> Given task
Set down every entry again word for word, please, but skip the pictures.

====

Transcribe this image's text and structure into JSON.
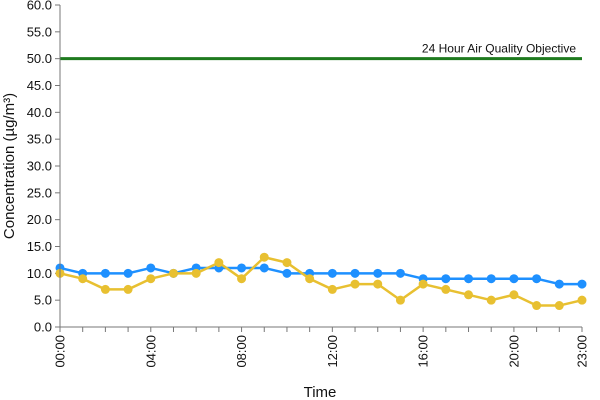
{
  "chart_data": {
    "type": "line",
    "xlabel": "Time",
    "ylabel": "Concentration (µg/m³)",
    "ylim": [
      0,
      60
    ],
    "y_ticks": [
      "0.0",
      "5.0",
      "10.0",
      "15.0",
      "20.0",
      "25.0",
      "30.0",
      "35.0",
      "40.0",
      "45.0",
      "50.0",
      "55.0",
      "60.0"
    ],
    "x": [
      "00:00",
      "01:00",
      "02:00",
      "03:00",
      "04:00",
      "05:00",
      "06:00",
      "07:00",
      "08:00",
      "09:00",
      "10:00",
      "11:00",
      "12:00",
      "13:00",
      "14:00",
      "15:00",
      "16:00",
      "17:00",
      "18:00",
      "19:00",
      "20:00",
      "21:00",
      "22:00",
      "23:00"
    ],
    "x_tick_labels": [
      "00:00",
      "04:00",
      "08:00",
      "12:00",
      "16:00",
      "20:00",
      "23:00"
    ],
    "grid": false,
    "series": [
      {
        "color": "#1e90ff",
        "values": [
          11,
          10,
          10,
          10,
          11,
          10,
          11,
          11,
          11,
          11,
          10,
          10,
          10,
          10,
          10,
          10,
          9,
          9,
          9,
          9,
          9,
          9,
          8,
          8
        ]
      },
      {
        "color": "#e8c031",
        "values": [
          10,
          9,
          7,
          7,
          9,
          10,
          10,
          12,
          9,
          13,
          12,
          9,
          7,
          8,
          8,
          5,
          8,
          7,
          6,
          5,
          6,
          4,
          4,
          5
        ]
      }
    ],
    "reference_line": {
      "label": "24 Hour Air Quality Objective",
      "value": 50,
      "color": "#1e7a1e"
    }
  }
}
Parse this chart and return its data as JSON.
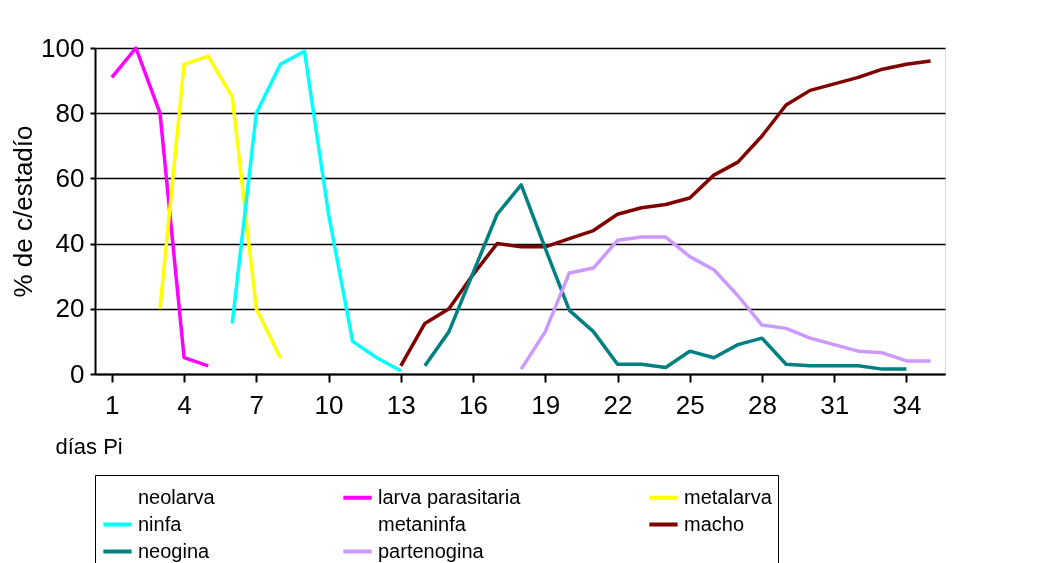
{
  "chart_data": {
    "type": "line",
    "ylabel": "% de c/estadío",
    "xlabel": "días Pi",
    "x": [
      1,
      2,
      3,
      4,
      5,
      6,
      7,
      8,
      9,
      10,
      11,
      12,
      13,
      14,
      15,
      16,
      17,
      18,
      19,
      20,
      21,
      22,
      23,
      24,
      25,
      26,
      27,
      28,
      29,
      30,
      31,
      32,
      33,
      34,
      35
    ],
    "xlim": [
      0.3,
      35.6
    ],
    "xticks": [
      1,
      4,
      7,
      10,
      13,
      16,
      19,
      22,
      25,
      28,
      31,
      34
    ],
    "ylim": [
      0,
      100
    ],
    "yticks": [
      0,
      20,
      40,
      60,
      80,
      100
    ],
    "grid": "y",
    "annotations": [
      "neolarva",
      "metaninfa"
    ],
    "legend": "bottom",
    "marker": "none",
    "line_style": "solid",
    "series": [
      {
        "name": "larva parasitaria",
        "color": "#ff00ff",
        "values": [
          91,
          100,
          80,
          5,
          2.5,
          null,
          null,
          null,
          null,
          null,
          null,
          null,
          null,
          null,
          null,
          null,
          null,
          null,
          null,
          null,
          null,
          null,
          null,
          null,
          null,
          null,
          null,
          null,
          null,
          null,
          null,
          null,
          null,
          null,
          null
        ]
      },
      {
        "name": "metalarva",
        "color": "#ffff00",
        "values": [
          null,
          null,
          20,
          95,
          97.5,
          85,
          20,
          5,
          null,
          null,
          null,
          null,
          null,
          null,
          null,
          null,
          null,
          null,
          null,
          null,
          null,
          null,
          null,
          null,
          null,
          null,
          null,
          null,
          null,
          null,
          null,
          null,
          null,
          null,
          null
        ]
      },
      {
        "name": "ninfa",
        "color": "#00ffff",
        "values": [
          null,
          null,
          null,
          null,
          null,
          15.5,
          80,
          95,
          99,
          49,
          10,
          5,
          1,
          null,
          null,
          null,
          null,
          null,
          null,
          null,
          null,
          null,
          null,
          null,
          null,
          null,
          null,
          null,
          null,
          null,
          null,
          null,
          null,
          null,
          null
        ]
      },
      {
        "name": "macho",
        "color": "#800000",
        "values": [
          null,
          null,
          null,
          null,
          null,
          null,
          null,
          null,
          null,
          null,
          null,
          null,
          2.5,
          15.5,
          20,
          30.5,
          40,
          39,
          39,
          41.5,
          44,
          49,
          51,
          52,
          54,
          61,
          65,
          73,
          82.5,
          87,
          89,
          91,
          93.5,
          95,
          96
        ]
      },
      {
        "name": "neogina",
        "color": "#008080",
        "values": [
          null,
          null,
          null,
          null,
          null,
          null,
          null,
          null,
          null,
          null,
          null,
          null,
          null,
          2.5,
          13,
          31,
          49,
          58,
          38.5,
          19.5,
          13,
          3,
          3,
          2,
          7,
          5,
          9,
          11,
          3,
          2.5,
          2.5,
          2.5,
          1.5,
          1.5,
          null
        ]
      },
      {
        "name": "partenogina",
        "color": "#cc99ff",
        "values": [
          null,
          null,
          null,
          null,
          null,
          null,
          null,
          null,
          null,
          null,
          null,
          null,
          null,
          null,
          null,
          null,
          null,
          1.5,
          13,
          31,
          32.5,
          41,
          42,
          42,
          36,
          32,
          24,
          15,
          14,
          11,
          9,
          7,
          6.5,
          4,
          4
        ]
      }
    ]
  }
}
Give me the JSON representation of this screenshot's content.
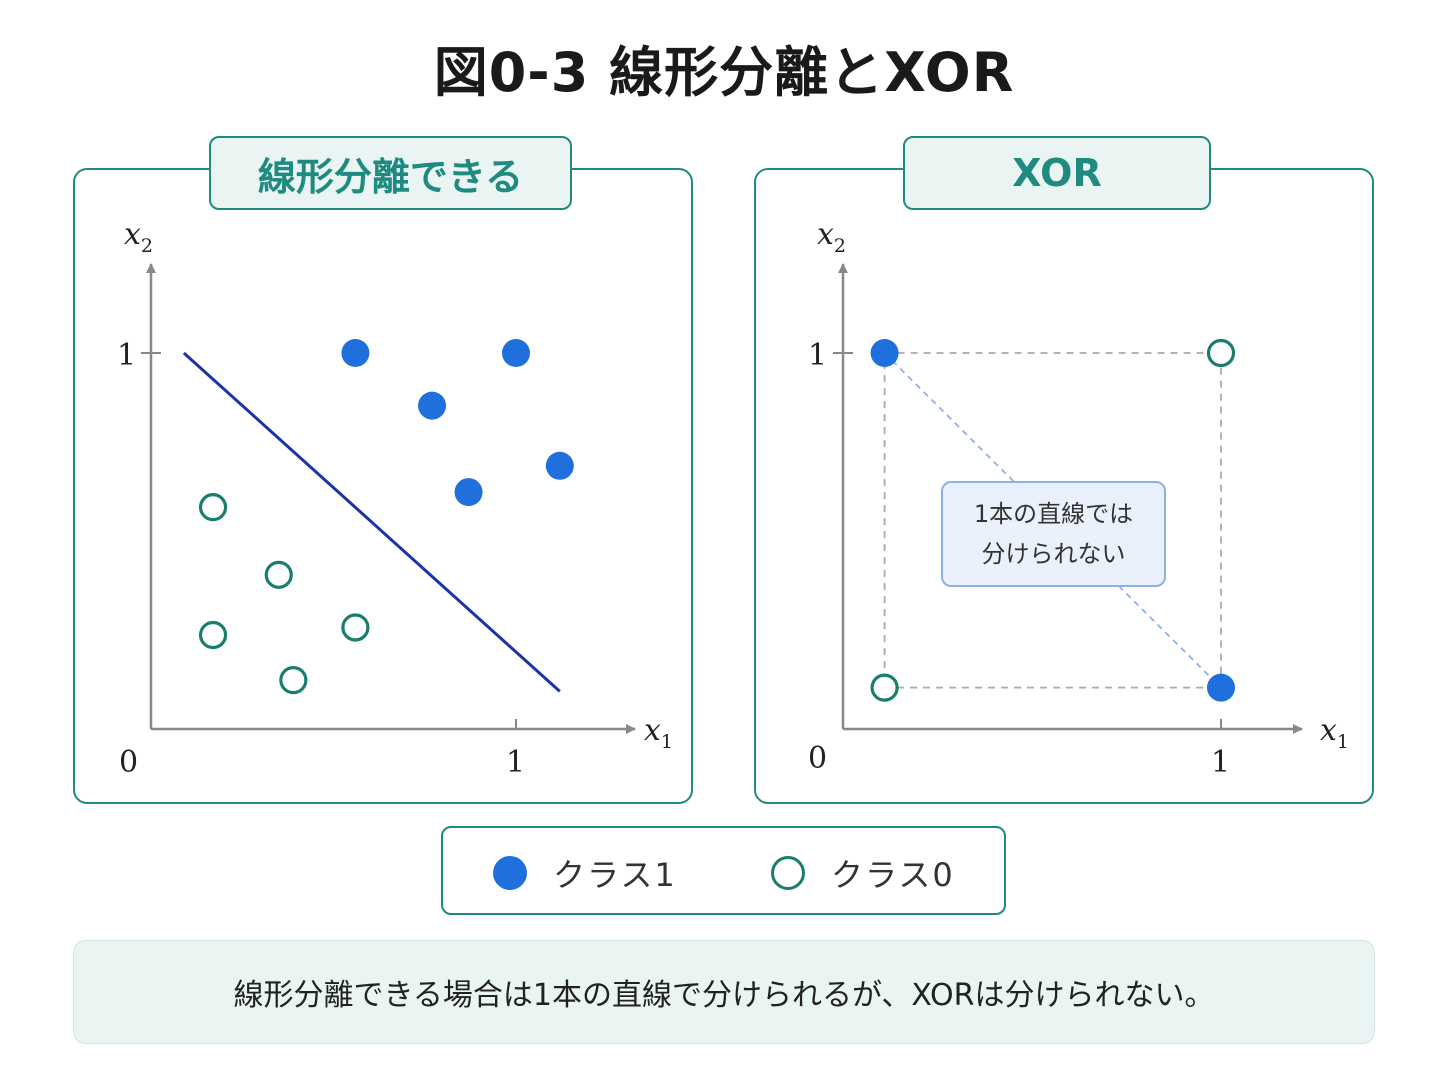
{
  "title": "図0-3 線形分離とXOR",
  "left_panel": {
    "label": "線形分離できる",
    "x_var": "x",
    "x_sub": "1",
    "y_var": "x",
    "y_sub": "2",
    "origin": "0",
    "x_tick": "1",
    "y_tick": "1"
  },
  "right_panel": {
    "label": "XOR",
    "x_var": "x",
    "x_sub": "1",
    "y_var": "x",
    "y_sub": "2",
    "origin": "0",
    "x_tick": "1",
    "y_tick": "1",
    "callout_line1": "1本の直線では",
    "callout_line2": "分けられない"
  },
  "legend": {
    "class1": "クラス1",
    "class0": "クラス0"
  },
  "caption": "線形分離できる場合は1本の直線で分けられるが、XORは分けられない。",
  "colors": {
    "class1_fill": "#1f6fdc",
    "class0_stroke": "#1a7d6d",
    "separator_line": "#1b33a8",
    "panel_border": "#1f8a80"
  },
  "chart_data": [
    {
      "type": "scatter",
      "xlim": [
        0,
        1.1
      ],
      "ylim": [
        0,
        1.1
      ],
      "series": [
        {
          "name": "クラス1",
          "points": [
            [
              0.56,
              1.0
            ],
            [
              1.0,
              1.0
            ],
            [
              0.77,
              0.86
            ],
            [
              1.12,
              0.7
            ],
            [
              0.87,
              0.63
            ]
          ]
        },
        {
          "name": "クラス0",
          "points": [
            [
              0.17,
              0.59
            ],
            [
              0.35,
              0.41
            ],
            [
              0.17,
              0.25
            ],
            [
              0.56,
              0.27
            ],
            [
              0.39,
              0.13
            ]
          ]
        }
      ],
      "separator": [
        [
          0.09,
          1.0
        ],
        [
          1.12,
          0.1
        ]
      ]
    },
    {
      "type": "scatter",
      "xlim": [
        0,
        1.1
      ],
      "ylim": [
        0,
        1.1
      ],
      "series": [
        {
          "name": "クラス1",
          "points": [
            [
              0.11,
              1.0
            ],
            [
              1.0,
              0.11
            ]
          ]
        },
        {
          "name": "クラス0",
          "points": [
            [
              1.0,
              1.0
            ],
            [
              0.11,
              0.11
            ]
          ]
        }
      ]
    }
  ]
}
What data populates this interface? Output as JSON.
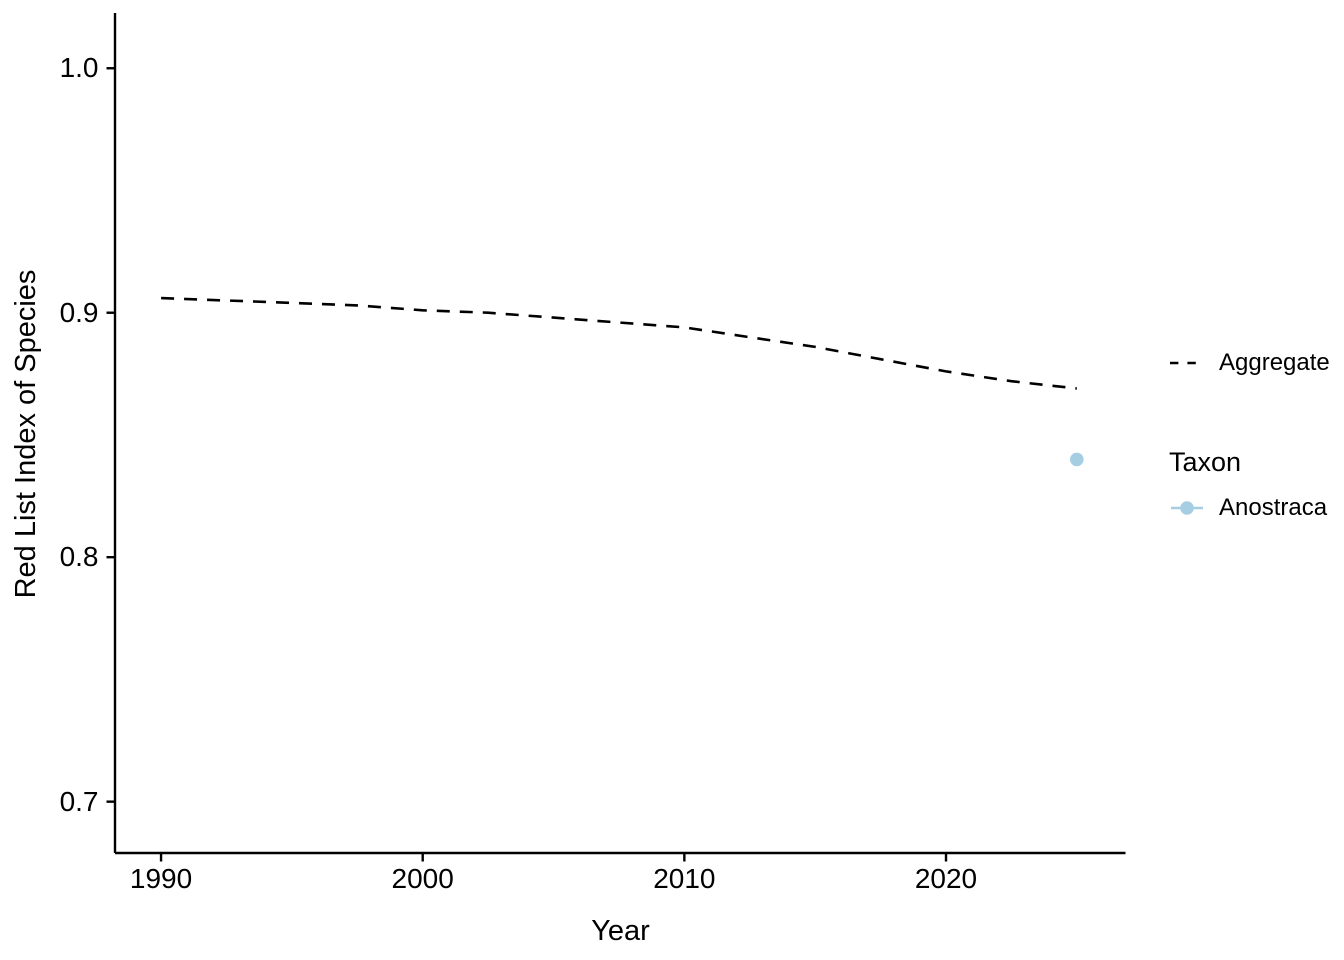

====

> Solution below
Transcribe this image's text and structure into JSON.
{
  "chart_data": {
    "type": "line",
    "xlabel": "Time",
    "ylabel": "Concentration (µg/m³)",
    "ylim": [
      0,
      60
    ],
    "y_ticks": [
      "0.0",
      "5.0",
      "10.0",
      "15.0",
      "20.0",
      "25.0",
      "30.0",
      "35.0",
      "40.0",
      "45.0",
      "50.0",
      "55.0",
      "60.0"
    ],
    "x": [
      "00:00",
      "01:00",
      "02:00",
      "03:00",
      "04:00",
      "05:00",
      "06:00",
      "07:00",
      "08:00",
      "09:00",
      "10:00",
      "11:00",
      "12:00",
      "13:00",
      "14:00",
      "15:00",
      "16:00",
      "17:00",
      "18:00",
      "19:00",
      "20:00",
      "21:00",
      "22:00",
      "23:00"
    ],
    "x_tick_labels": [
      "00:00",
      "04:00",
      "08:00",
      "12:00",
      "16:00",
      "20:00",
      "23:00"
    ],
    "grid": false,
    "series": [
      {
        "color": "#1e90ff",
        "values": [
          11,
          10,
          10,
          10,
          11,
          10,
          11,
          11,
          11,
          11,
          10,
          10,
          10,
          10,
          10,
          10,
          9,
          9,
          9,
          9,
          9,
          9,
          8,
          8
        ]
      },
      {
        "color": "#e8c031",
        "values": [
          10,
          9,
          7,
          7,
          9,
          10,
          10,
          12,
          9,
          13,
          12,
          9,
          7,
          8,
          8,
          5,
          8,
          7,
          6,
          5,
          6,
          4,
          4,
          5
        ]
      }
    ],
    "reference_line": {
      "label": "24 Hour Air Quality Objective",
      "value": 50,
      "color": "#1e7a1e"
    }
  }
}
Parse this chart and return its data as JSON.
{
  "chart_data": {
    "type": "line",
    "ylabel": "% de c/estadío",
    "xlabel": "días Pi",
    "x": [
      1,
      2,
      3,
      4,
      5,
      6,
      7,
      8,
      9,
      10,
      11,
      12,
      13,
      14,
      15,
      16,
      17,
      18,
      19,
      20,
      21,
      22,
      23,
      24,
      25,
      26,
      27,
      28,
      29,
      30,
      31,
      32,
      33,
      34,
      35
    ],
    "xlim": [
      0.3,
      35.6
    ],
    "xticks": [
      1,
      4,
      7,
      10,
      13,
      16,
      19,
      22,
      25,
      28,
      31,
      34
    ],
    "ylim": [
      0,
      100
    ],
    "yticks": [
      0,
      20,
      40,
      60,
      80,
      100
    ],
    "grid": "y",
    "annotations": [
      "neolarva",
      "metaninfa"
    ],
    "legend": "bottom",
    "marker": "none",
    "line_style": "solid",
    "series": [
      {
        "name": "larva parasitaria",
        "color": "#ff00ff",
        "values": [
          91,
          100,
          80,
          5,
          2.5,
          null,
          null,
          null,
          null,
          null,
          null,
          null,
          null,
          null,
          null,
          null,
          null,
          null,
          null,
          null,
          null,
          null,
          null,
          null,
          null,
          null,
          null,
          null,
          null,
          null,
          null,
          null,
          null,
          null,
          null
        ]
      },
      {
        "name": "metalarva",
        "color": "#ffff00",
        "values": [
          null,
          null,
          20,
          95,
          97.5,
          85,
          20,
          5,
          null,
          null,
          null,
          null,
          null,
          null,
          null,
          null,
          null,
          null,
          null,
          null,
          null,
          null,
          null,
          null,
          null,
          null,
          null,
          null,
          null,
          null,
          null,
          null,
          null,
          null,
          null
        ]
      },
      {
        "name": "ninfa",
        "color": "#00ffff",
        "values": [
          null,
          null,
          null,
          null,
          null,
          15.5,
          80,
          95,
          99,
          49,
          10,
          5,
          1,
          null,
          null,
          null,
          null,
          null,
          null,
          null,
          null,
          null,
          null,
          null,
          null,
          null,
          null,
          null,
          null,
          null,
          null,
          null,
          null,
          null,
          null
        ]
      },
      {
        "name": "macho",
        "color": "#800000",
        "values": [
          null,
          null,
          null,
          null,
          null,
          null,
          null,
          null,
          null,
          null,
          null,
          null,
          2.5,
          15.5,
          20,
          30.5,
          40,
          39,
          39,
          41.5,
          44,
          49,
          51,
          52,
          54,
          61,
          65,
          73,
          82.5,
          87,
          89,
          91,
          93.5,
          95,
          96
        ]
      },
      {
        "name": "neogina",
        "color": "#008080",
        "values": [
          null,
          null,
          null,
          null,
          null,
          null,
          null,
          null,
          null,
          null,
          null,
          null,
          null,
          2.5,
          13,
          31,
          49,
          58,
          38.5,
          19.5,
          13,
          3,
          3,
          2,
          7,
          5,
          9,
          11,
          3,
          2.5,
          2.5,
          2.5,
          1.5,
          1.5,
          null
        ]
      },
      {
        "name": "partenogina",
        "color": "#cc99ff",
        "values": [
          null,
          null,
          null,
          null,
          null,
          null,
          null,
          null,
          null,
          null,
          null,
          null,
          null,
          null,
          null,
          null,
          null,
          1.5,
          13,
          31,
          32.5,
          41,
          42,
          42,
          36,
          32,
          24,
          15,
          14,
          11,
          9,
          7,
          6.5,
          4,
          4
        ]
      }
    ]
  }
}
Give me the JSON representation of this screenshot's content.
{
  "title": "図0-3 線形分離とXOR",
  "left_panel": {
    "label": "線形分離できる",
    "x_var": "x",
    "x_sub": "1",
    "y_var": "x",
    "y_sub": "2",
    "origin": "0",
    "x_tick": "1",
    "y_tick": "1"
  },
  "right_panel": {
    "label": "XOR",
    "x_var": "x",
    "x_sub": "1",
    "y_var": "x",
    "y_sub": "2",
    "origin": "0",
    "x_tick": "1",
    "y_tick": "1",
    "callout_line1": "1本の直線では",
    "callout_line2": "分けられない"
  },
  "legend": {
    "class1": "クラス1",
    "class0": "クラス0"
  },
  "caption": "線形分離できる場合は1本の直線で分けられるが、XORは分けられない。",
  "colors": {
    "class1_fill": "#1f6fdc",
    "class0_stroke": "#1a7d6d",
    "separator_line": "#1b33a8",
    "panel_border": "#1f8a80"
  },
  "chart_data": [
    {
      "type": "scatter",
      "xlim": [
        0,
        1.1
      ],
      "ylim": [
        0,
        1.1
      ],
      "series": [
        {
          "name": "クラス1",
          "points": [
            [
              0.56,
              1.0
            ],
            [
              1.0,
              1.0
            ],
            [
              0.77,
              0.86
            ],
            [
              1.12,
              0.7
            ],
            [
              0.87,
              0.63
            ]
          ]
        },
        {
          "name": "クラス0",
          "points": [
            [
              0.17,
              0.59
            ],
            [
              0.35,
              0.41
            ],
            [
              0.17,
              0.25
            ],
            [
              0.56,
              0.27
            ],
            [
              0.39,
              0.13
            ]
          ]
        }
      ],
      "separator": [
        [
          0.09,
          1.0
        ],
        [
          1.12,
          0.1
        ]
      ]
    },
    {
      "type": "scatter",
      "xlim": [
        0,
        1.1
      ],
      "ylim": [
        0,
        1.1
      ],
      "series": [
        {
          "name": "クラス1",
          "points": [
            [
              0.11,
              1.0
            ],
            [
              1.0,
              0.11
            ]
          ]
        },
        {
          "name": "クラス0",
          "points": [
            [
              1.0,
              1.0
            ],
            [
              0.11,
              0.11
            ]
          ]
        }
      ]
    }
  ]
}
What data populates this interface? Output as JSON.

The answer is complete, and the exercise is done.